TO BE DONE => Produce an exact copy of all the records.
* Start INFORMATION PROVIDED *
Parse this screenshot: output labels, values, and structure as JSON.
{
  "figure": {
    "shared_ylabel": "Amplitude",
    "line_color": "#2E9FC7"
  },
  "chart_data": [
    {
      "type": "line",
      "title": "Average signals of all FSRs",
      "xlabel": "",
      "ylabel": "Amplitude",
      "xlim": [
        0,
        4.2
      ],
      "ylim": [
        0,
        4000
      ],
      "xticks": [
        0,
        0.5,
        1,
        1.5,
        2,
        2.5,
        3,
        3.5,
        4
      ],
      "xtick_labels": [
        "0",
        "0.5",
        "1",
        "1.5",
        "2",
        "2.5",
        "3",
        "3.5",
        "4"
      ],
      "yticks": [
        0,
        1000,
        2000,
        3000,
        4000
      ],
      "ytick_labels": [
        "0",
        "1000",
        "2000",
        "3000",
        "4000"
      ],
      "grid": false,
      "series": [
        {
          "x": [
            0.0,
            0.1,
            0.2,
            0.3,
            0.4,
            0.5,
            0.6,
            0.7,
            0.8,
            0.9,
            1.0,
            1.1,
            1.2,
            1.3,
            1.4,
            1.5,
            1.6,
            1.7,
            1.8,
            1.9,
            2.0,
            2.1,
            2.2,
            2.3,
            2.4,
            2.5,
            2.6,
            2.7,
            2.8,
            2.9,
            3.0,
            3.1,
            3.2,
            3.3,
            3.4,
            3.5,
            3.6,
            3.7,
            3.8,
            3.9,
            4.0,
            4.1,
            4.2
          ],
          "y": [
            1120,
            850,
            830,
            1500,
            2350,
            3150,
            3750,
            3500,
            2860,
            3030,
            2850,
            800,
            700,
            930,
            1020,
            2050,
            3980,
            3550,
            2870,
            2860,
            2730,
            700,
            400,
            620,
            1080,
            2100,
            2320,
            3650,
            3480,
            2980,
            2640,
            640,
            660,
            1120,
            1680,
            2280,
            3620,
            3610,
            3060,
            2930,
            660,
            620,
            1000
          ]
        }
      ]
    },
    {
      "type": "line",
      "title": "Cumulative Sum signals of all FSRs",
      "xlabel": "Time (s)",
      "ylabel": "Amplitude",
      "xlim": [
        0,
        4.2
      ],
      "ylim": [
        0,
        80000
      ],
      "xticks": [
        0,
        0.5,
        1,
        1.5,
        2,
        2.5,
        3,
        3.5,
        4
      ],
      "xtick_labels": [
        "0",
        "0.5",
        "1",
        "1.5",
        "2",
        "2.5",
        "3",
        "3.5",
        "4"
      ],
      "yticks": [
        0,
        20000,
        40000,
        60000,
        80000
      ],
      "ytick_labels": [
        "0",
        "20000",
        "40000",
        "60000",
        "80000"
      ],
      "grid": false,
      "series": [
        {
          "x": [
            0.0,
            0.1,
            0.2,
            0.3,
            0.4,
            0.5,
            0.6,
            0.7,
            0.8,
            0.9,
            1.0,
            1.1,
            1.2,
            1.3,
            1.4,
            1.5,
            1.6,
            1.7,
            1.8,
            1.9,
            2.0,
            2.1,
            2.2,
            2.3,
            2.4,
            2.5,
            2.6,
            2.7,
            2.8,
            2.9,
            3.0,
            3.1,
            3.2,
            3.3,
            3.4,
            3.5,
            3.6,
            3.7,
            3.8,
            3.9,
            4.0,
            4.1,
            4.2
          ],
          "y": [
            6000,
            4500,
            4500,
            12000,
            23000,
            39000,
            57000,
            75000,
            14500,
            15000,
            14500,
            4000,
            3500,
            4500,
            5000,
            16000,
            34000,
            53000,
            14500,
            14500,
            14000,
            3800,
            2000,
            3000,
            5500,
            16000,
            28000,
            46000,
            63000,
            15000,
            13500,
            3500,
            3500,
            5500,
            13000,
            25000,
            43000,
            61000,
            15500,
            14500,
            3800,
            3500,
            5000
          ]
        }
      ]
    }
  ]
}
* End INFORMATION PROVIDED *
ANSWER TO THE EXERCISE =>
Parse this screenshot: output labels, values, and structure as JSON.
{
  "figure": {
    "shared_ylabel": "Amplitude",
    "line_color": "#2E9FC7"
  },
  "chart_data": [
    {
      "type": "line",
      "title": "Average signals of all FSRs",
      "xlabel": "",
      "ylabel": "Amplitude",
      "xlim": [
        0,
        4.2
      ],
      "ylim": [
        0,
        4000
      ],
      "xticks": [
        0,
        0.5,
        1,
        1.5,
        2,
        2.5,
        3,
        3.5,
        4
      ],
      "xtick_labels": [
        "0",
        "0.5",
        "1",
        "1.5",
        "2",
        "2.5",
        "3",
        "3.5",
        "4"
      ],
      "yticks": [
        0,
        1000,
        2000,
        3000,
        4000
      ],
      "ytick_labels": [
        "0",
        "1000",
        "2000",
        "3000",
        "4000"
      ],
      "grid": false,
      "series": [
        {
          "x": [
            0.0,
            0.1,
            0.2,
            0.3,
            0.4,
            0.5,
            0.6,
            0.7,
            0.8,
            0.9,
            1.0,
            1.1,
            1.2,
            1.3,
            1.4,
            1.5,
            1.6,
            1.7,
            1.8,
            1.9,
            2.0,
            2.1,
            2.2,
            2.3,
            2.4,
            2.5,
            2.6,
            2.7,
            2.8,
            2.9,
            3.0,
            3.1,
            3.2,
            3.3,
            3.4,
            3.5,
            3.6,
            3.7,
            3.8,
            3.9,
            4.0,
            4.1,
            4.2
          ],
          "y": [
            1120,
            850,
            830,
            1500,
            2350,
            3150,
            3750,
            3500,
            2860,
            3030,
            2850,
            800,
            700,
            930,
            1020,
            2050,
            3980,
            3550,
            2870,
            2860,
            2730,
            700,
            400,
            620,
            1080,
            2100,
            2320,
            3650,
            3480,
            2980,
            2640,
            640,
            660,
            1120,
            1680,
            2280,
            3620,
            3610,
            3060,
            2930,
            660,
            620,
            1000
          ]
        }
      ]
    },
    {
      "type": "line",
      "title": "Cumulative Sum signals of all FSRs",
      "xlabel": "Time (s)",
      "ylabel": "Amplitude",
      "xlim": [
        0,
        4.2
      ],
      "ylim": [
        0,
        80000
      ],
      "xticks": [
        0,
        0.5,
        1,
        1.5,
        2,
        2.5,
        3,
        3.5,
        4
      ],
      "xtick_labels": [
        "0",
        "0.5",
        "1",
        "1.5",
        "2",
        "2.5",
        "3",
        "3.5",
        "4"
      ],
      "yticks": [
        0,
        20000,
        40000,
        60000,
        80000
      ],
      "ytick_labels": [
        "0",
        "20000",
        "40000",
        "60000",
        "80000"
      ],
      "grid": false,
      "series": [
        {
          "x": [
            0.0,
            0.1,
            0.2,
            0.3,
            0.4,
            0.5,
            0.6,
            0.7,
            0.8,
            0.9,
            1.0,
            1.1,
            1.2,
            1.3,
            1.4,
            1.5,
            1.6,
            1.7,
            1.8,
            1.9,
            2.0,
            2.1,
            2.2,
            2.3,
            2.4,
            2.5,
            2.6,
            2.7,
            2.8,
            2.9,
            3.0,
            3.1,
            3.2,
            3.3,
            3.4,
            3.5,
            3.6,
            3.7,
            3.8,
            3.9,
            4.0,
            4.1,
            4.2
          ],
          "y": [
            6000,
            4500,
            4500,
            12000,
            23000,
            39000,
            57000,
            75000,
            14500,
            15000,
            14500,
            4000,
            3500,
            4500,
            5000,
            16000,
            34000,
            53000,
            14500,
            14500,
            14000,
            3800,
            2000,
            3000,
            5500,
            16000,
            28000,
            46000,
            63000,
            15000,
            13500,
            3500,
            3500,
            5500,
            13000,
            25000,
            43000,
            61000,
            15500,
            14500,
            3800,
            3500,
            5000
          ]
        }
      ]
    }
  ]
}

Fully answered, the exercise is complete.